#### TASK INSTRUCTIONS:
Please set down all the lines beneath this one exactly, without the pictures.

#### RECORDS FOR THE TASK:
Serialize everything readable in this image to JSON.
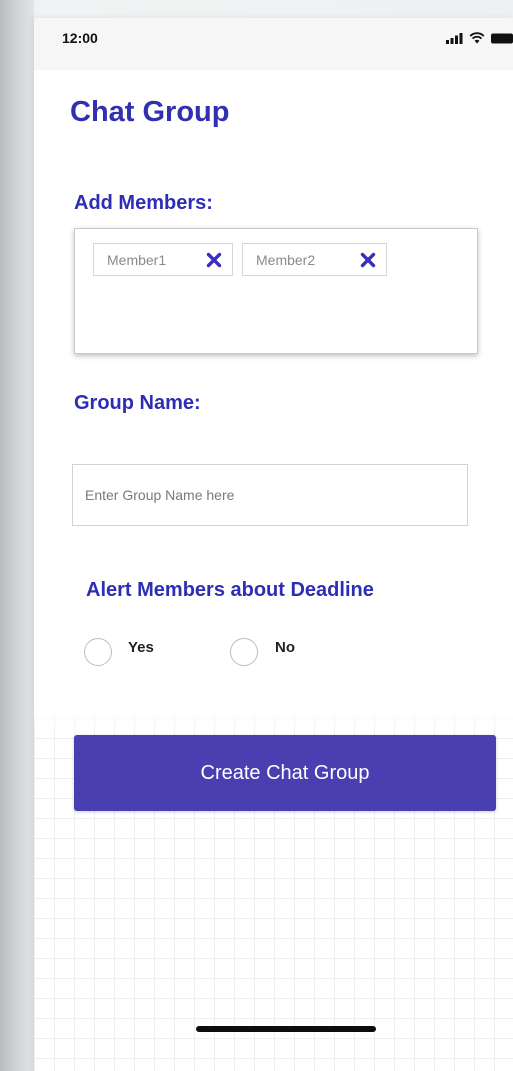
{
  "status_bar": {
    "time": "12:00"
  },
  "page": {
    "title": "Chat Group"
  },
  "members": {
    "label": "Add Members:",
    "chips": [
      {
        "label": "Member1"
      },
      {
        "label": "Member2"
      }
    ]
  },
  "group_name": {
    "label": "Group Name:",
    "placeholder": "Enter Group Name here",
    "value": ""
  },
  "alert": {
    "label": "Alert Members about Deadline",
    "options": [
      {
        "label": "Yes",
        "selected": false
      },
      {
        "label": "No",
        "selected": false
      }
    ]
  },
  "actions": {
    "create_label": "Create Chat Group"
  },
  "colors": {
    "heading": "#3030b0",
    "button": "#4a3fb0",
    "chip_close": "#3a2fc0"
  },
  "icons": {
    "signal": "cellular-signal-icon",
    "wifi": "wifi-icon",
    "battery": "battery-icon",
    "remove": "close-x-icon"
  }
}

#### SOLUTION BELOW:
Serialize everything readable in this image to JSON.
{
  "status_bar": {
    "time": "12:00"
  },
  "page": {
    "title": "Chat Group"
  },
  "members": {
    "label": "Add Members:",
    "chips": [
      {
        "label": "Member1"
      },
      {
        "label": "Member2"
      }
    ]
  },
  "group_name": {
    "label": "Group Name:",
    "placeholder": "Enter Group Name here",
    "value": ""
  },
  "alert": {
    "label": "Alert Members about Deadline",
    "options": [
      {
        "label": "Yes",
        "selected": false
      },
      {
        "label": "No",
        "selected": false
      }
    ]
  },
  "actions": {
    "create_label": "Create Chat Group"
  },
  "colors": {
    "heading": "#3030b0",
    "button": "#4a3fb0",
    "chip_close": "#3a2fc0"
  },
  "icons": {
    "signal": "cellular-signal-icon",
    "wifi": "wifi-icon",
    "battery": "battery-icon",
    "remove": "close-x-icon"
  }
}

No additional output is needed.